**Do this**
Provide only the number of lines in the listing that contain the string "minimize".
--- --- ---
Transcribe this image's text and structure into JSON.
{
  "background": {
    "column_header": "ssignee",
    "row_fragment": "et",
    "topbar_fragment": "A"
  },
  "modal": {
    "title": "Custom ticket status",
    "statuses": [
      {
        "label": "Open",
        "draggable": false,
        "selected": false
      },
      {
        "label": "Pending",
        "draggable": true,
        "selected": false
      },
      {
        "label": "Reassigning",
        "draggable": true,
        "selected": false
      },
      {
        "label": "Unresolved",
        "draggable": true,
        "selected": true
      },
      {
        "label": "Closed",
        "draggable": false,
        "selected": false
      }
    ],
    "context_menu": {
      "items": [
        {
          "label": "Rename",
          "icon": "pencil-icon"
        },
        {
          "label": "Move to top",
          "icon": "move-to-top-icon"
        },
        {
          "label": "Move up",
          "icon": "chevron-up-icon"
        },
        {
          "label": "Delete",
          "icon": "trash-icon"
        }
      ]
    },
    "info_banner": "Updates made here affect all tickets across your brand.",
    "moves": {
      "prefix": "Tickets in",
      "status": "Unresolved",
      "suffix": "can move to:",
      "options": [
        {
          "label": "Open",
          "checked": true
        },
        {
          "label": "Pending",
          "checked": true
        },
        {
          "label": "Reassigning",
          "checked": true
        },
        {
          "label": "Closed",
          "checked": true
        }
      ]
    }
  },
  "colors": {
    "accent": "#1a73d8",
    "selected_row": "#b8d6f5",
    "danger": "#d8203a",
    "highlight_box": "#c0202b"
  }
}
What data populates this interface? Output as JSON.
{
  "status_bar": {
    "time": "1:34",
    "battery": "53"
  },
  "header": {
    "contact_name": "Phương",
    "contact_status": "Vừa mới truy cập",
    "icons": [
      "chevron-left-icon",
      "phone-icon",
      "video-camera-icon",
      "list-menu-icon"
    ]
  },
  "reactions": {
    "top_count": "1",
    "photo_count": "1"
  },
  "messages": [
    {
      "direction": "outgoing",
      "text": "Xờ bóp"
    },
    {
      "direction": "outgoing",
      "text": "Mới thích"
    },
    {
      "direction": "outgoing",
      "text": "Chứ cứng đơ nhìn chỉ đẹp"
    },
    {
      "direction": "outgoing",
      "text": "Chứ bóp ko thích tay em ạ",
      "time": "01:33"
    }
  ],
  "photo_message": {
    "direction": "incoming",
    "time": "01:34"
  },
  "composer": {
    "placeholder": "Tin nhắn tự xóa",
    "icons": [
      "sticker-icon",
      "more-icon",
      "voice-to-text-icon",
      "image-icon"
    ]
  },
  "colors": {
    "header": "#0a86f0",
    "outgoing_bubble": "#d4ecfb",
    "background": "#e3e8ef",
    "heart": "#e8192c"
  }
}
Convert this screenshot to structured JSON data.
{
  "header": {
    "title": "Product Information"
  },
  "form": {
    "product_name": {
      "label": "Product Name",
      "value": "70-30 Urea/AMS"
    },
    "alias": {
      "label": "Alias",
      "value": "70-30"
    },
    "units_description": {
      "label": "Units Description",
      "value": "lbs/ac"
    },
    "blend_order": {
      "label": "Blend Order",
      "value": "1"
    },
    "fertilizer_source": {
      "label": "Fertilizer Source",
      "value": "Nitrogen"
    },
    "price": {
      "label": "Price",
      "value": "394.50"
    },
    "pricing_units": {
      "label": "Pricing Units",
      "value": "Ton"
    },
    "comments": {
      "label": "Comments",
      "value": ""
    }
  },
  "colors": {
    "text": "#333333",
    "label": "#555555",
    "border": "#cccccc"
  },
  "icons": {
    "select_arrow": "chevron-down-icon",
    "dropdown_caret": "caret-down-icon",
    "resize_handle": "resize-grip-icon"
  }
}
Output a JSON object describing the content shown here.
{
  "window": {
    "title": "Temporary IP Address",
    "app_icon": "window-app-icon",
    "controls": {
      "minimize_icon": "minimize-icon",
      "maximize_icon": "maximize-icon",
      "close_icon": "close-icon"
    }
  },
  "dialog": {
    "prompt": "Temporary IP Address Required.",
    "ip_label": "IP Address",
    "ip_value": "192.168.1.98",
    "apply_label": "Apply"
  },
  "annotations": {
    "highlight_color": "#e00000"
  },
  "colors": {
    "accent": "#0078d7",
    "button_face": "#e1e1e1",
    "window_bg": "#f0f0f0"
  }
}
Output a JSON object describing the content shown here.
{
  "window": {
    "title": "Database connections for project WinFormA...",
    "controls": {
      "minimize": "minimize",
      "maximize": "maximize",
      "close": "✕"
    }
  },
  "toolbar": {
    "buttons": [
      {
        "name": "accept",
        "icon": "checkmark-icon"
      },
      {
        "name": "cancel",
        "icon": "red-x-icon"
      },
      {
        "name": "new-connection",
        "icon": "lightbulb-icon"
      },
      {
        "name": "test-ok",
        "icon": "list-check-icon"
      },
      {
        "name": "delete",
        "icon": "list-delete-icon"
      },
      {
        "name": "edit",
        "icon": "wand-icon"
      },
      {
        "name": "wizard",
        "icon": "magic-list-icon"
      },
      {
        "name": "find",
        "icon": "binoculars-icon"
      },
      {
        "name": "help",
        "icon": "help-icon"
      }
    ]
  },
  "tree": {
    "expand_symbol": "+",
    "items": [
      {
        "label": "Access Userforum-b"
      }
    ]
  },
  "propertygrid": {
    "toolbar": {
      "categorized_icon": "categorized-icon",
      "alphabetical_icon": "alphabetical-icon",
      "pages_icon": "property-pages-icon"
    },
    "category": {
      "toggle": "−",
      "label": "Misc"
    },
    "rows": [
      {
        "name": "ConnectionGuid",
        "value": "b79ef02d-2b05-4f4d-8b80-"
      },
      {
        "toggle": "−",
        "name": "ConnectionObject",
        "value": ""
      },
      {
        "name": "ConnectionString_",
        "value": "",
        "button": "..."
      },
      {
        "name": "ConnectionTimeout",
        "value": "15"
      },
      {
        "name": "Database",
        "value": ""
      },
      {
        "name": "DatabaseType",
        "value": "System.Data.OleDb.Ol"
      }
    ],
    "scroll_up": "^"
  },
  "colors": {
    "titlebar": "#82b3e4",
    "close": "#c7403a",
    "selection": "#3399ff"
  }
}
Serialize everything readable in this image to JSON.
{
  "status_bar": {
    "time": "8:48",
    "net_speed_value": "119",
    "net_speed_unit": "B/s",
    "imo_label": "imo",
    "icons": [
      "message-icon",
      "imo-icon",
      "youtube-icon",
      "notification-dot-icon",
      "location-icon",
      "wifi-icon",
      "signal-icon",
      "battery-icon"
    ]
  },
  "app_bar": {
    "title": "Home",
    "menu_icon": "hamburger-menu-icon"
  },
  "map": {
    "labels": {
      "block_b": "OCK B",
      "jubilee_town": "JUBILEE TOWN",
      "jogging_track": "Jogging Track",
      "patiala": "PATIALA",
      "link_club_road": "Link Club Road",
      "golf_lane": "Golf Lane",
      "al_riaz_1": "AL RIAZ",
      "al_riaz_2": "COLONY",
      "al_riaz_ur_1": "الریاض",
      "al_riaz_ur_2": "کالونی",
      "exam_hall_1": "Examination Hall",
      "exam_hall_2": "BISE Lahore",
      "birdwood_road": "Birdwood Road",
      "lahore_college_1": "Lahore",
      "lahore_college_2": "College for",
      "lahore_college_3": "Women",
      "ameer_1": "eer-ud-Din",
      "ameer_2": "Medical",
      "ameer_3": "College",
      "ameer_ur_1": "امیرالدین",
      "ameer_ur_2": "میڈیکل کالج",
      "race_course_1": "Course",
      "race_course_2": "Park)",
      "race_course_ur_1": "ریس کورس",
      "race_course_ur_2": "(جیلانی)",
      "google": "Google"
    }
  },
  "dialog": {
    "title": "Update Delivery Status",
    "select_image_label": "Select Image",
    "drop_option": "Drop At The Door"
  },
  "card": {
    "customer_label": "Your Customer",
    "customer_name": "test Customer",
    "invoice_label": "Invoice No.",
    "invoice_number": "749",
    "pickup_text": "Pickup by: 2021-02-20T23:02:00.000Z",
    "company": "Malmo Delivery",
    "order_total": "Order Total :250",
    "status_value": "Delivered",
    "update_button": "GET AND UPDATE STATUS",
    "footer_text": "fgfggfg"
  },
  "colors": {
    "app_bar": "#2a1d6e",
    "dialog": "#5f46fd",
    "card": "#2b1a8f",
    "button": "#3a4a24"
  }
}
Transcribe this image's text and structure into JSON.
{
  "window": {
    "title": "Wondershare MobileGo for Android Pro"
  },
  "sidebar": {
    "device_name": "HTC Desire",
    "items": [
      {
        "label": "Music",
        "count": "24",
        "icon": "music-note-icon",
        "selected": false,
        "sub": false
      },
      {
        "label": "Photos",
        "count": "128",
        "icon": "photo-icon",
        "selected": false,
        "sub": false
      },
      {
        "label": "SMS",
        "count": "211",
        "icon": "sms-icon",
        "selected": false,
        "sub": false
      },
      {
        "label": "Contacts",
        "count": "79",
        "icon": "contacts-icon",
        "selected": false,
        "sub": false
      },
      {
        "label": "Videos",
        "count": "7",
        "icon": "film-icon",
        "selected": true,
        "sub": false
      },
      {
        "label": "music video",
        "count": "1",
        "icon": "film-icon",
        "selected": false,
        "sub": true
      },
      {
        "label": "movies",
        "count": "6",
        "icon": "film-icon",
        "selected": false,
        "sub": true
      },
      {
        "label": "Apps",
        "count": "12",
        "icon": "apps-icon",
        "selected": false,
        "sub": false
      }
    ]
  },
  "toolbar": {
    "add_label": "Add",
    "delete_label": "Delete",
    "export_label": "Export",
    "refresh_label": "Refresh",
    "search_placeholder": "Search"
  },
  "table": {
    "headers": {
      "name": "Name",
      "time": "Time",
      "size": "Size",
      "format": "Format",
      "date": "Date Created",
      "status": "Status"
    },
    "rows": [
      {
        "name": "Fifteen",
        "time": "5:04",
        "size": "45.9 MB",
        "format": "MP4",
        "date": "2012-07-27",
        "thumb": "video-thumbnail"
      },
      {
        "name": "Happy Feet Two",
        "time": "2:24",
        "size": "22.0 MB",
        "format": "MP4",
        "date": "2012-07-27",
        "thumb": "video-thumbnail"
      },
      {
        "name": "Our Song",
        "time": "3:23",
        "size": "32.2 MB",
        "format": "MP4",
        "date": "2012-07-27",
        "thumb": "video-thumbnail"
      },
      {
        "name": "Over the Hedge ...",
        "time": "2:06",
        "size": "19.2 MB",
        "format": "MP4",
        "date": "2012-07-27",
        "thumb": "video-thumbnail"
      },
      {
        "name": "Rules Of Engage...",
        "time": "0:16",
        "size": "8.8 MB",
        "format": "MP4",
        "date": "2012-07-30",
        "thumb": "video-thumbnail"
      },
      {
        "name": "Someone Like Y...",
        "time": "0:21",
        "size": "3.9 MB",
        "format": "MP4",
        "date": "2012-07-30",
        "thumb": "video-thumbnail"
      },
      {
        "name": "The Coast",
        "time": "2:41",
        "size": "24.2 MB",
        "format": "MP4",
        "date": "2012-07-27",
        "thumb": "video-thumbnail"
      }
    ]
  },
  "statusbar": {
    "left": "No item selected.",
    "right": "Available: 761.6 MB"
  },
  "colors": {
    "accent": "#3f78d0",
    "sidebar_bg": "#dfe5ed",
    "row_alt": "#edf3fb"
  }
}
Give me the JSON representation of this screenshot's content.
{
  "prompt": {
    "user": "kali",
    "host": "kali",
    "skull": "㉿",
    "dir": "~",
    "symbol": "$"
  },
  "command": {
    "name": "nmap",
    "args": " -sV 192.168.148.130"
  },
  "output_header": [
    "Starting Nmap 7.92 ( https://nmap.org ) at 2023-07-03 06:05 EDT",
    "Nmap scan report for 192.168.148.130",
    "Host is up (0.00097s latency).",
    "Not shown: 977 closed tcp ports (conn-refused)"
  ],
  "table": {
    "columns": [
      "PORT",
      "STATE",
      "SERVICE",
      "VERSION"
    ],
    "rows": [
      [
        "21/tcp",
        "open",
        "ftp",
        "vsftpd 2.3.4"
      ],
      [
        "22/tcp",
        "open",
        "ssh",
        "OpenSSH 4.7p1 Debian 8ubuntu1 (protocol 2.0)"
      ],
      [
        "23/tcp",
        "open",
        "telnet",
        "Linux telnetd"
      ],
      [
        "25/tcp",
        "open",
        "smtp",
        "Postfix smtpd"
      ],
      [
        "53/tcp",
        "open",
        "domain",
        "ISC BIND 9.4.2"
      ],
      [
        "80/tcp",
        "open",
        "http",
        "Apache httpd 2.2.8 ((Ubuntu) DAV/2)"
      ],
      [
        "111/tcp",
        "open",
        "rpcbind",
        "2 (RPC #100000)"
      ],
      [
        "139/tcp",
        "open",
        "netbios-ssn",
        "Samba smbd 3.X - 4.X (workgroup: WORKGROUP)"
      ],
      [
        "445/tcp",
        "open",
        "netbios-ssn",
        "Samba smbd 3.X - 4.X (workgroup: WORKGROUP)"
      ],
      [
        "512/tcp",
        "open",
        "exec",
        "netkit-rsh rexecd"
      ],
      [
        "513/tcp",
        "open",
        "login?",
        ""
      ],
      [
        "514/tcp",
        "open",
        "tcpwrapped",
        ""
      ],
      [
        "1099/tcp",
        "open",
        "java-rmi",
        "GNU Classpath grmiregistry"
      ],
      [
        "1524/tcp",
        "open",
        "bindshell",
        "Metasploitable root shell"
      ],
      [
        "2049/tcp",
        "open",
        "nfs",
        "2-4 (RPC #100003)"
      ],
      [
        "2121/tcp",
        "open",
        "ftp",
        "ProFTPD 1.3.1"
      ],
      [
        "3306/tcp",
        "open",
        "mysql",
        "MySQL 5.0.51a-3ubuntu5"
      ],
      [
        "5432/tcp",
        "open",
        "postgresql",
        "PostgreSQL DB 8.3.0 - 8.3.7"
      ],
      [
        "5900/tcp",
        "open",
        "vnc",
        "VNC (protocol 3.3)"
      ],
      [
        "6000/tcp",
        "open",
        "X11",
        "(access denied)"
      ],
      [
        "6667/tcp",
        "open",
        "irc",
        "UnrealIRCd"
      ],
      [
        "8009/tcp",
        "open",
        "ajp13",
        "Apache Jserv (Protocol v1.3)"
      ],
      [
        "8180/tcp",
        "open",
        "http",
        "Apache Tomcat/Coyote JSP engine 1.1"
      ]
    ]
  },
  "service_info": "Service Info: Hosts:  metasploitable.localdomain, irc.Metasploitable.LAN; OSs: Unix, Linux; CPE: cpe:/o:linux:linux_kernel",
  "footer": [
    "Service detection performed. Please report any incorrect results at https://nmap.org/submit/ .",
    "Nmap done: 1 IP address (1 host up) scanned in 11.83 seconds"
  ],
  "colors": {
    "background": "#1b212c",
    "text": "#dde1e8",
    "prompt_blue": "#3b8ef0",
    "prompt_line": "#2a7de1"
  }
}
--- --- ---
**The output**
2